## start Task inputs
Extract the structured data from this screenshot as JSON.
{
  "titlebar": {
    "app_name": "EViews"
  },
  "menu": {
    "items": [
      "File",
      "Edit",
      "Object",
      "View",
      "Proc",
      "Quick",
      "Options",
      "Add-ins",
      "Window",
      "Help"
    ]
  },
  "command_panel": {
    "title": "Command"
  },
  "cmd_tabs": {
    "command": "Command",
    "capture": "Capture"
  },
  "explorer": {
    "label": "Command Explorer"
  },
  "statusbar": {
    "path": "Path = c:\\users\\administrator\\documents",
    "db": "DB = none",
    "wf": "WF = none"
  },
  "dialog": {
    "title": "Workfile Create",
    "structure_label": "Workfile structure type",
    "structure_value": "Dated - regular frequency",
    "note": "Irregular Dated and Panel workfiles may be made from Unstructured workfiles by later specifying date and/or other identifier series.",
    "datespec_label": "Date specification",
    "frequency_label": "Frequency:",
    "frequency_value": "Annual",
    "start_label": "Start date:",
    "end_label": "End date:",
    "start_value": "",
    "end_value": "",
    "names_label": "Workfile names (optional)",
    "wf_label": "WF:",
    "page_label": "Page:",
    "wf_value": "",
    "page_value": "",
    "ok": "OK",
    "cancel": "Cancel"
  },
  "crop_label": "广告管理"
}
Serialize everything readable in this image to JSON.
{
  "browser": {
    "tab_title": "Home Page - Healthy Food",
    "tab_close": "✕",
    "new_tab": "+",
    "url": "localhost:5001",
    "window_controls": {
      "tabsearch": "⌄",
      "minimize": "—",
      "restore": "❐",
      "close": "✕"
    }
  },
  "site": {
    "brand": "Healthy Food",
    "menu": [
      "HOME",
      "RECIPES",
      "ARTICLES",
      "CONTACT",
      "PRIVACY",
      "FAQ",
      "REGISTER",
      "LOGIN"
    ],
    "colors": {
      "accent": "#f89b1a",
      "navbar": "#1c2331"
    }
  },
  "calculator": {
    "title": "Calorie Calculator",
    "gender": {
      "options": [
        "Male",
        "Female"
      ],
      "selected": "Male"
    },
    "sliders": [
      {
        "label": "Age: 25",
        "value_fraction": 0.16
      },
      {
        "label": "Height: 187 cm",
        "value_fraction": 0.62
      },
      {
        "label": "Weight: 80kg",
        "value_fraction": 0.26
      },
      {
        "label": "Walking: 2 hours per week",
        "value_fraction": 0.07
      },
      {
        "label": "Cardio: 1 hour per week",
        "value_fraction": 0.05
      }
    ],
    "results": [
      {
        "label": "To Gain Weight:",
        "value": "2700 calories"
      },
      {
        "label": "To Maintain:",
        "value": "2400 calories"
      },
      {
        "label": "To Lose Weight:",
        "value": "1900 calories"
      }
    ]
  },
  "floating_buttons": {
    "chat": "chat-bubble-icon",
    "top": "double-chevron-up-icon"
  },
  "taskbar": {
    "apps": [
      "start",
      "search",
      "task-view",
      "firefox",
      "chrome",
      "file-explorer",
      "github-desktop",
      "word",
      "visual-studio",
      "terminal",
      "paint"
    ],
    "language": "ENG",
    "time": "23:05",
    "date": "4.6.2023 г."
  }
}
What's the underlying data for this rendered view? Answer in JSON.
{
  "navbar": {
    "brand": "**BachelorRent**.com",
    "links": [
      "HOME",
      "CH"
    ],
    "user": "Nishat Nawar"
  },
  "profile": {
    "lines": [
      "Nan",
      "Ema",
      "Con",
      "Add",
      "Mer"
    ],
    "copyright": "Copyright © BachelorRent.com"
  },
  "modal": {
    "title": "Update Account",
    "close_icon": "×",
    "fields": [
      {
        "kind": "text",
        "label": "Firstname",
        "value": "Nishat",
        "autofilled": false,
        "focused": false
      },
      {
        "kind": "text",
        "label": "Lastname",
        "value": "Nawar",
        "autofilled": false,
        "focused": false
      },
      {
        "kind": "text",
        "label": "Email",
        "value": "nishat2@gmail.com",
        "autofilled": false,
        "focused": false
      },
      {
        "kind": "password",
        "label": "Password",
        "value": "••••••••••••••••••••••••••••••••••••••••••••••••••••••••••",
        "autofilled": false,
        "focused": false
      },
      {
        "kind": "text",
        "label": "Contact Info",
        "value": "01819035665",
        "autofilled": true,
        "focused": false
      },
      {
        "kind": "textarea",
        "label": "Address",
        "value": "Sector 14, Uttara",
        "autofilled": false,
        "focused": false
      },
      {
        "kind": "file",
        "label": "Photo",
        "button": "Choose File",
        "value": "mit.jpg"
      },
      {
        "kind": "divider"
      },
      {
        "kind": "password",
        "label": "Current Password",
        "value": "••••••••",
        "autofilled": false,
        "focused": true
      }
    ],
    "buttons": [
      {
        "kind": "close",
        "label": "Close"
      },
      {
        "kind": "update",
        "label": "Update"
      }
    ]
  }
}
## end Task inputs
◆ **Exercise description**: Copy out each record from above, exactly.

◆ **Response**:
Extract the structured data from this screenshot as JSON.
{
  "titlebar": {
    "app_name": "EViews"
  },
  "menu": {
    "items": [
      "File",
      "Edit",
      "Object",
      "View",
      "Proc",
      "Quick",
      "Options",
      "Add-ins",
      "Window",
      "Help"
    ]
  },
  "command_panel": {
    "title": "Command"
  },
  "cmd_tabs": {
    "command": "Command",
    "capture": "Capture"
  },
  "explorer": {
    "label": "Command Explorer"
  },
  "statusbar": {
    "path": "Path = c:\\users\\administrator\\documents",
    "db": "DB = none",
    "wf": "WF = none"
  },
  "dialog": {
    "title": "Workfile Create",
    "structure_label": "Workfile structure type",
    "structure_value": "Dated - regular frequency",
    "note": "Irregular Dated and Panel workfiles may be made from Unstructured workfiles by later specifying date and/or other identifier series.",
    "datespec_label": "Date specification",
    "frequency_label": "Frequency:",
    "frequency_value": "Annual",
    "start_label": "Start date:",
    "end_label": "End date:",
    "start_value": "",
    "end_value": "",
    "names_label": "Workfile names (optional)",
    "wf_label": "WF:",
    "page_label": "Page:",
    "wf_value": "",
    "page_value": "",
    "ok": "OK",
    "cancel": "Cancel"
  },
  "crop_label": "广告管理"
}
Serialize everything readable in this image to JSON.
{
  "browser": {
    "tab_title": "Home Page - Healthy Food",
    "tab_close": "✕",
    "new_tab": "+",
    "url": "localhost:5001",
    "window_controls": {
      "tabsearch": "⌄",
      "minimize": "—",
      "restore": "❐",
      "close": "✕"
    }
  },
  "site": {
    "brand": "Healthy Food",
    "menu": [
      "HOME",
      "RECIPES",
      "ARTICLES",
      "CONTACT",
      "PRIVACY",
      "FAQ",
      "REGISTER",
      "LOGIN"
    ],
    "colors": {
      "accent": "#f89b1a",
      "navbar": "#1c2331"
    }
  },
  "calculator": {
    "title": "Calorie Calculator",
    "gender": {
      "options": [
        "Male",
        "Female"
      ],
      "selected": "Male"
    },
    "sliders": [
      {
        "label": "Age: 25",
        "value_fraction": 0.16
      },
      {
        "label": "Height: 187 cm",
        "value_fraction": 0.62
      },
      {
        "label": "Weight: 80kg",
        "value_fraction": 0.26
      },
      {
        "label": "Walking: 2 hours per week",
        "value_fraction": 0.07
      },
      {
        "label": "Cardio: 1 hour per week",
        "value_fraction": 0.05
      }
    ],
    "results": [
      {
        "label": "To Gain Weight:",
        "value": "2700 calories"
      },
      {
        "label": "To Maintain:",
        "value": "2400 calories"
      },
      {
        "label": "To Lose Weight:",
        "value": "1900 calories"
      }
    ]
  },
  "floating_buttons": {
    "chat": "chat-bubble-icon",
    "top": "double-chevron-up-icon"
  },
  "taskbar": {
    "apps": [
      "start",
      "search",
      "task-view",
      "firefox",
      "chrome",
      "file-explorer",
      "github-desktop",
      "word",
      "visual-studio",
      "terminal",
      "paint"
    ],
    "language": "ENG",
    "time": "23:05",
    "date": "4.6.2023 г."
  }
}
What's the underlying data for this rendered view? Answer in JSON.
{
  "navbar": {
    "brand": "**BachelorRent**.com",
    "links": [
      "HOME",
      "CH"
    ],
    "user": "Nishat Nawar"
  },
  "profile": {
    "lines": [
      "Nan",
      "Ema",
      "Con",
      "Add",
      "Mer"
    ],
    "copyright": "Copyright © BachelorRent.com"
  },
  "modal": {
    "title": "Update Account",
    "close_icon": "×",
    "fields": [
      {
        "kind": "text",
        "label": "Firstname",
        "value": "Nishat",
        "autofilled": false,
        "focused": false
      },
      {
        "kind": "text",
        "label": "Lastname",
        "value": "Nawar",
        "autofilled": false,
        "focused": false
      },
      {
        "kind": "text",
        "label": "Email",
        "value": "nishat2@gmail.com",
        "autofilled": false,
        "focused": false
      },
      {
        "kind": "password",
        "label": "Password",
        "value": "••••••••••••••••••••••••••••••••••••••••••••••••••••••••••",
        "autofilled": false,
        "focused": false
      },
      {
        "kind": "text",
        "label": "Contact Info",
        "value": "01819035665",
        "autofilled": true,
        "focused": false
      },
      {
        "kind": "textarea",
        "label": "Address",
        "value": "Sector 14, Uttara",
        "autofilled": false,
        "focused": false
      },
      {
        "kind": "file",
        "label": "Photo",
        "button": "Choose File",
        "value": "mit.jpg"
      },
      {
        "kind": "divider"
      },
      {
        "kind": "password",
        "label": "Current Password",
        "value": "••••••••",
        "autofilled": false,
        "focused": true
      }
    ],
    "buttons": [
      {
        "kind": "close",
        "label": "Close"
      },
      {
        "kind": "update",
        "label": "Update"
      }
    ]
  }
}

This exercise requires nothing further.